Write the data out again, character for character, with no images.

★ ★ ★ ★ ★

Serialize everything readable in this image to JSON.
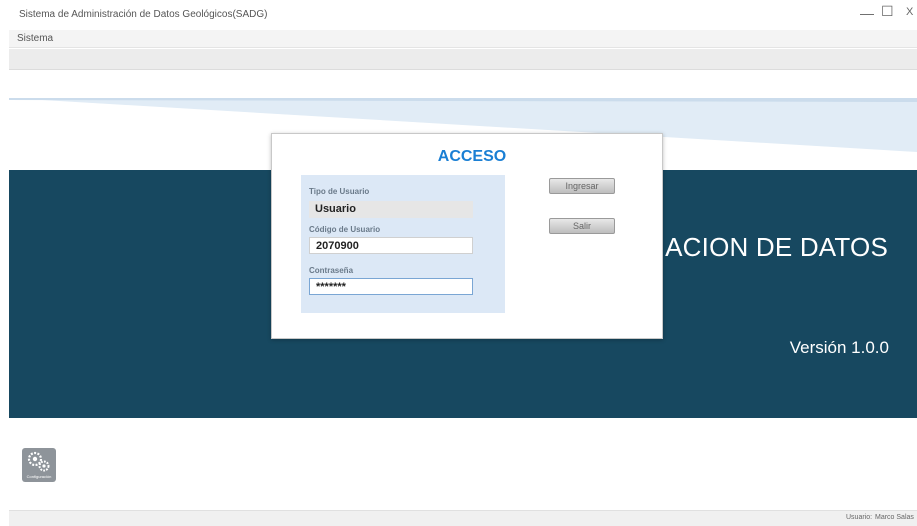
{
  "window": {
    "title": "Sistema de Administración de Datos Geológicos(SADG)",
    "controls": {
      "minimize": "—",
      "maximize": "☐",
      "close": "X"
    }
  },
  "menu": {
    "items": [
      {
        "label": "Sistema"
      }
    ]
  },
  "banner": {
    "title": "ACION DE DATOS",
    "version": "Versión 1.0.0",
    "color": "#174860"
  },
  "login_dialog": {
    "title": "ACCESO",
    "tipo_usuario": {
      "label": "Tipo de Usuario",
      "value": "Usuario"
    },
    "codigo_usuario": {
      "label": "Código de Usuario",
      "value": "2070900"
    },
    "contrasena": {
      "label": "Contraseña",
      "value": "*******"
    },
    "buttons": {
      "ingresar": "Ingresar",
      "salir": "Salir"
    },
    "accent": "#1a7fd4"
  },
  "config": {
    "label": "Configuración",
    "icon": "gears-icon"
  },
  "status": {
    "user_label": "Usuario:",
    "user_name": "Marco Salas"
  }
}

★ ★ ★ ★ ★

## COMPLETED EXERCISE
Serialize everything readable in this image to JSON.
{
  "window": {
    "title": "Sistema de Administración de Datos Geológicos(SADG)",
    "controls": {
      "minimize": "—",
      "maximize": "☐",
      "close": "X"
    }
  },
  "menu": {
    "items": [
      {
        "label": "Sistema"
      }
    ]
  },
  "banner": {
    "title": "ACION DE DATOS",
    "version": "Versión 1.0.0",
    "color": "#174860"
  },
  "login_dialog": {
    "title": "ACCESO",
    "tipo_usuario": {
      "label": "Tipo de Usuario",
      "value": "Usuario"
    },
    "codigo_usuario": {
      "label": "Código de Usuario",
      "value": "2070900"
    },
    "contrasena": {
      "label": "Contraseña",
      "value": "*******"
    },
    "buttons": {
      "ingresar": "Ingresar",
      "salir": "Salir"
    },
    "accent": "#1a7fd4"
  },
  "config": {
    "label": "Configuración",
    "icon": "gears-icon"
  },
  "status": {
    "user_label": "Usuario:",
    "user_name": "Marco Salas"
  }
}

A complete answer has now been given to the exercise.